> **DATA FOR PROCESSING**:
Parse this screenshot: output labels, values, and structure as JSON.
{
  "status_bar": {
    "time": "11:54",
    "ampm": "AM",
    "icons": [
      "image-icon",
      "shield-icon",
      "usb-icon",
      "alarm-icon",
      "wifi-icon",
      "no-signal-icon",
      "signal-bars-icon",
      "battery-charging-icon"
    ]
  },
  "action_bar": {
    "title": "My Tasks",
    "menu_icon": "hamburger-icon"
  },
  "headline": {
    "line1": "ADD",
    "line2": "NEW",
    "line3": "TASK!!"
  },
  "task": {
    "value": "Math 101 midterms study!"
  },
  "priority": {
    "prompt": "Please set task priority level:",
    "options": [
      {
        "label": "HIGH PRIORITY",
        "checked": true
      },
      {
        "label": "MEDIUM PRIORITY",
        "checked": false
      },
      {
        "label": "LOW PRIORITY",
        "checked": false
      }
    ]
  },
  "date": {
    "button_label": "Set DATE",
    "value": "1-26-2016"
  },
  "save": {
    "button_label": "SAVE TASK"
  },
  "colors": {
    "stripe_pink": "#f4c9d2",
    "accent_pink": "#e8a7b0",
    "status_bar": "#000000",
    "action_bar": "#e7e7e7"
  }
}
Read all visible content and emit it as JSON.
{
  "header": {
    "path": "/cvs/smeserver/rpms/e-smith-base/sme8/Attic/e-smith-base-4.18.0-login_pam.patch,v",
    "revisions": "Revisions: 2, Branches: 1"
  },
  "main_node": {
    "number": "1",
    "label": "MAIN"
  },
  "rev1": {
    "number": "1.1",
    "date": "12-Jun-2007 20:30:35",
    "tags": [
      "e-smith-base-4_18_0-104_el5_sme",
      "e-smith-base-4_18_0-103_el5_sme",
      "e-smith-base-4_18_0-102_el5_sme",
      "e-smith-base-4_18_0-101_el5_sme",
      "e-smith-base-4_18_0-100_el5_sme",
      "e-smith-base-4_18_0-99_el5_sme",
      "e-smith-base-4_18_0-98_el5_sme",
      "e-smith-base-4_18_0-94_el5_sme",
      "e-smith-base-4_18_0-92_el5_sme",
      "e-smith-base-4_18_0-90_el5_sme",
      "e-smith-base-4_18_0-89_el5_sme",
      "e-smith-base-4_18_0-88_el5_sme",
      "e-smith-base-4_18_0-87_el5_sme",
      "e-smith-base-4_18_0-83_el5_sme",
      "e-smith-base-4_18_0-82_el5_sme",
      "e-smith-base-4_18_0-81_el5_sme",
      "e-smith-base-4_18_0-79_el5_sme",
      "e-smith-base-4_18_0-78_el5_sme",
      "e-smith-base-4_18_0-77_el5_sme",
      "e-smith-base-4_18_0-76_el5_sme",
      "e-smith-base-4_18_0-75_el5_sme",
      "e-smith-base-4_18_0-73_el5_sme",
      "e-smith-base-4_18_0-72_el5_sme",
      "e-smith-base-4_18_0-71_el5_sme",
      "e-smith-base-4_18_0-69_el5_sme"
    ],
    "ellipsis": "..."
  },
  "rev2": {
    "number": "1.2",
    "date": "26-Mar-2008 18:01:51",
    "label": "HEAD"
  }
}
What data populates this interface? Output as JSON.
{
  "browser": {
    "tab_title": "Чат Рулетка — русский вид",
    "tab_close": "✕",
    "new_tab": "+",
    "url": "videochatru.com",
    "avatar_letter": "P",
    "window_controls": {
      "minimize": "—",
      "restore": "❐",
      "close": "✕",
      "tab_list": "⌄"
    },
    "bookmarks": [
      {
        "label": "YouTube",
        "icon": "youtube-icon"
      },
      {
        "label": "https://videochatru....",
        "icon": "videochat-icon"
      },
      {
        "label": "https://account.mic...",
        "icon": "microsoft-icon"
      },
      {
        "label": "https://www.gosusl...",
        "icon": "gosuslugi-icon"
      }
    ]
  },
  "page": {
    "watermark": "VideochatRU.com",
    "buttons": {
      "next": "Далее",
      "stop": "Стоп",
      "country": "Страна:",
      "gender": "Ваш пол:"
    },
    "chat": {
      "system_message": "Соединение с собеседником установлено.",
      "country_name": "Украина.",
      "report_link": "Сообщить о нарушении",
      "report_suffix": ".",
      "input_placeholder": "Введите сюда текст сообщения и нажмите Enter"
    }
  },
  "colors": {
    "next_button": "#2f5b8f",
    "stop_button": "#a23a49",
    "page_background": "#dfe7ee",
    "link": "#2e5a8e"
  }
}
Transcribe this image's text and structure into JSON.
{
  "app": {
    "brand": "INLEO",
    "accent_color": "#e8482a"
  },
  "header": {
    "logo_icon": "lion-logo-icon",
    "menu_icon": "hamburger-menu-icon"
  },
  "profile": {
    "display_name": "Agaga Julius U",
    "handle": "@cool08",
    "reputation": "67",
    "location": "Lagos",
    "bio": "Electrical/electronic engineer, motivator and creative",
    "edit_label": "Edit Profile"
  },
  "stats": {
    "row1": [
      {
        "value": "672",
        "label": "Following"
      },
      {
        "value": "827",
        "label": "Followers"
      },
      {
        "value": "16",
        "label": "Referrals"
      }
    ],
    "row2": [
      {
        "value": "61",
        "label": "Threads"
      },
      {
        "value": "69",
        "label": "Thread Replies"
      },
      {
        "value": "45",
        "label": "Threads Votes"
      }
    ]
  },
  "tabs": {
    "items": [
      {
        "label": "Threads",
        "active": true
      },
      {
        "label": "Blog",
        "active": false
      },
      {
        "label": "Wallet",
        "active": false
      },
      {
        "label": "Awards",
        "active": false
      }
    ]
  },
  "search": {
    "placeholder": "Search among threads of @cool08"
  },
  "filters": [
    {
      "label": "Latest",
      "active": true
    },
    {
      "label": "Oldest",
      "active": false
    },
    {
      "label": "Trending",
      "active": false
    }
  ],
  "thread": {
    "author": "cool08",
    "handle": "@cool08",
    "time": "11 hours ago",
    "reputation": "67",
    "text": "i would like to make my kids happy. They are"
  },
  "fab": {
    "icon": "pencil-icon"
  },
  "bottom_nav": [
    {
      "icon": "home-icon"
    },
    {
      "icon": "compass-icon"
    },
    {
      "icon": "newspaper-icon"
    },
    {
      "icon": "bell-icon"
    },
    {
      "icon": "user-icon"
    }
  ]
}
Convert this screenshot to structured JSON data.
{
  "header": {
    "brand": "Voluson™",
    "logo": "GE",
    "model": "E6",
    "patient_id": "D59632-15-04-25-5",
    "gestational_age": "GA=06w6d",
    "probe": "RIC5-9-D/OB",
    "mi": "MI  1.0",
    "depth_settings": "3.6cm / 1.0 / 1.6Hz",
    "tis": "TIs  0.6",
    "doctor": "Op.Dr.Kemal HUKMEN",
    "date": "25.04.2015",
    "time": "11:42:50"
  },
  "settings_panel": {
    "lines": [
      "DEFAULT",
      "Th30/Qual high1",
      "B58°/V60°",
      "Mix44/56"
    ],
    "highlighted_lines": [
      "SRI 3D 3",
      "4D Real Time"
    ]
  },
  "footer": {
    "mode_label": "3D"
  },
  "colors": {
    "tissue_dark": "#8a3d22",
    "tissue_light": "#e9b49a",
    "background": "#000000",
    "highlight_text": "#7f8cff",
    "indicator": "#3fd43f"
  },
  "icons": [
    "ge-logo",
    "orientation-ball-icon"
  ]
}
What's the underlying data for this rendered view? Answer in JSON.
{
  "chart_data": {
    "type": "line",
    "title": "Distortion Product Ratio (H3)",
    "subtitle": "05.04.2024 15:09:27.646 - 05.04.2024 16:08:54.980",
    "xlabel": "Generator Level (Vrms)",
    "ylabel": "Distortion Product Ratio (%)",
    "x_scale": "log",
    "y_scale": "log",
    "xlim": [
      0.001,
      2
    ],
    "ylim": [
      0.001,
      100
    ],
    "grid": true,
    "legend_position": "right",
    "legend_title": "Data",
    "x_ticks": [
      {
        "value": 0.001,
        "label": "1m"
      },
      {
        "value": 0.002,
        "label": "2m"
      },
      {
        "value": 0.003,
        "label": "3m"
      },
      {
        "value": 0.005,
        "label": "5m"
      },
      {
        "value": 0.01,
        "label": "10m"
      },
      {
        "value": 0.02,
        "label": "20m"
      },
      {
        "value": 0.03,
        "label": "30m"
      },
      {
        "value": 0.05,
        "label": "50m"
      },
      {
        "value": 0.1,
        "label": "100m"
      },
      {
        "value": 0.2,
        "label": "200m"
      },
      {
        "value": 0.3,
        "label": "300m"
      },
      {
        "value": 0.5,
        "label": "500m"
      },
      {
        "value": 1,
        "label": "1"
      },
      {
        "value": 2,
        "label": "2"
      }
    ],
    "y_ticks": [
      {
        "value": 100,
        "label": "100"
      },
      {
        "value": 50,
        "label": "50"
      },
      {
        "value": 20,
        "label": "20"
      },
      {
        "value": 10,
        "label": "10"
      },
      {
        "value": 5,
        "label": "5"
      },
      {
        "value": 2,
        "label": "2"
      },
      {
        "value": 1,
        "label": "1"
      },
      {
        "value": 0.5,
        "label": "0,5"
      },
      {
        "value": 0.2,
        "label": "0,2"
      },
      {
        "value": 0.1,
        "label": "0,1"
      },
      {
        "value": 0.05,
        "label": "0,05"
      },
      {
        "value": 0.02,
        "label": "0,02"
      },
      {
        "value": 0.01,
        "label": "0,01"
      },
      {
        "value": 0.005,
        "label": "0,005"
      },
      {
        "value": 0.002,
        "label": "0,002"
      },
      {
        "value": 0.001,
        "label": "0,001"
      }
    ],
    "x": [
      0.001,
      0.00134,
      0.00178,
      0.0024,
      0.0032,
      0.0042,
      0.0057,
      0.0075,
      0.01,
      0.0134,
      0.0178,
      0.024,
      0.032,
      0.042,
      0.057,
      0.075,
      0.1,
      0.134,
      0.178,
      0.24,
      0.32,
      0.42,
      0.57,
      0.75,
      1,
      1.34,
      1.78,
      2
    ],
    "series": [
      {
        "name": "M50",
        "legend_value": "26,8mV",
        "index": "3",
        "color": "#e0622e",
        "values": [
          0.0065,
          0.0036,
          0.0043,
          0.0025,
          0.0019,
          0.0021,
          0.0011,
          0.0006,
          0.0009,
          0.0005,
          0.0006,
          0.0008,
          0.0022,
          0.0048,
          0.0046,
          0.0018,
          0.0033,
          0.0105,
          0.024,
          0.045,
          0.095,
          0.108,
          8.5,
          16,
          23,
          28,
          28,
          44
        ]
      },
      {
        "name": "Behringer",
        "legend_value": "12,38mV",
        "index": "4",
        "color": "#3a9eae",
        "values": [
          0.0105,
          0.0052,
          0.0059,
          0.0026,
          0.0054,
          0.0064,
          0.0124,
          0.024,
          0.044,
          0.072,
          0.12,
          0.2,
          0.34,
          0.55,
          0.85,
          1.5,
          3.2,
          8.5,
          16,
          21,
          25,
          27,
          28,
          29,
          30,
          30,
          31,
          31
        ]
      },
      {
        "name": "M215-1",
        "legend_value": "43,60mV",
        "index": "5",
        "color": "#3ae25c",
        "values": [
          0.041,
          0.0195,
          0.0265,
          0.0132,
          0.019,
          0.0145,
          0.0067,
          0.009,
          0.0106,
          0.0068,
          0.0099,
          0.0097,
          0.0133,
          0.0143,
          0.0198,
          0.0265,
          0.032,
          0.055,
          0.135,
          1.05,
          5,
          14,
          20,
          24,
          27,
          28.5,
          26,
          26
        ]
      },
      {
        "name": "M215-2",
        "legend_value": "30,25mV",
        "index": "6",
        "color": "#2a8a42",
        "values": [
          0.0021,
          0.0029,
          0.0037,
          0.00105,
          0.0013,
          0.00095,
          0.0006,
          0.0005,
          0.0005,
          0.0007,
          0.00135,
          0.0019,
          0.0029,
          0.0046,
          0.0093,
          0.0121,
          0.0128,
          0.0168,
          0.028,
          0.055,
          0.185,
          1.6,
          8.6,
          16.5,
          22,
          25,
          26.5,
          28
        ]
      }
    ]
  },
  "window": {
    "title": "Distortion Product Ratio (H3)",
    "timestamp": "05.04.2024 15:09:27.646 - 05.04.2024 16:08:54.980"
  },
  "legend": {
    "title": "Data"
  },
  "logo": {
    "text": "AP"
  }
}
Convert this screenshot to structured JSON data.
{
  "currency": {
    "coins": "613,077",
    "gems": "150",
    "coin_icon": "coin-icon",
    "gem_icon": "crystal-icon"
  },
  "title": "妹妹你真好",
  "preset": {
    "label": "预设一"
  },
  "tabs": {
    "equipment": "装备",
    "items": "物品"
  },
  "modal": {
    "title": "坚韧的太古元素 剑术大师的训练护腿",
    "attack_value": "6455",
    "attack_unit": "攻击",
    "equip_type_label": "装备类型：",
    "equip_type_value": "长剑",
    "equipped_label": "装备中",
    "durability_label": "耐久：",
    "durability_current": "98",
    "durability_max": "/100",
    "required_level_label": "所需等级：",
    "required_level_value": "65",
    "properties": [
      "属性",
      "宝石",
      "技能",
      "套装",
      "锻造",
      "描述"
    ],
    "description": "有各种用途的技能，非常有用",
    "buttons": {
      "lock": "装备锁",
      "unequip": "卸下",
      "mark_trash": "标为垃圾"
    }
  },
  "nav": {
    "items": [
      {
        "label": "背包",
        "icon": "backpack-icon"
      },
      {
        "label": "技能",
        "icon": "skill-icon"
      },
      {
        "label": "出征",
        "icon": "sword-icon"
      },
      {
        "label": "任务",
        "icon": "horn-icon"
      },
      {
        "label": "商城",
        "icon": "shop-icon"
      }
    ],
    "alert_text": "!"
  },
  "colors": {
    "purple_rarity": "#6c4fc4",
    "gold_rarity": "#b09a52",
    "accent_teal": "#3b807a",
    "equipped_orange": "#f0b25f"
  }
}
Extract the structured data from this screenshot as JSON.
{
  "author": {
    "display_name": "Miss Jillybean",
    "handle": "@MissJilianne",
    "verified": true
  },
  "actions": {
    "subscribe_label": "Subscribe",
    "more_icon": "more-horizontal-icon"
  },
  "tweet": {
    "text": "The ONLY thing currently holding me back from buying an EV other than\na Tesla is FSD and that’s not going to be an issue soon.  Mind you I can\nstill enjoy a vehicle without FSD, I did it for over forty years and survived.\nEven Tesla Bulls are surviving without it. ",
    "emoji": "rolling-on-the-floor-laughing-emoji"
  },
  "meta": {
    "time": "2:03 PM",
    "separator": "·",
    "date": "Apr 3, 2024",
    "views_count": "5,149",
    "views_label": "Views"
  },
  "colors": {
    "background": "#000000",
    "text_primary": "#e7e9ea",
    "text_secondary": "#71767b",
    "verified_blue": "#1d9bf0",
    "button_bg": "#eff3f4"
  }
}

> **TASK PROMPT**: Find and copy each line above that includes the string "hamburger".

> **RESULT OF THIS EXERCISE**:
    "menu_icon": "hamburger-icon"
    "menu_icon": "hamburger-menu-icon"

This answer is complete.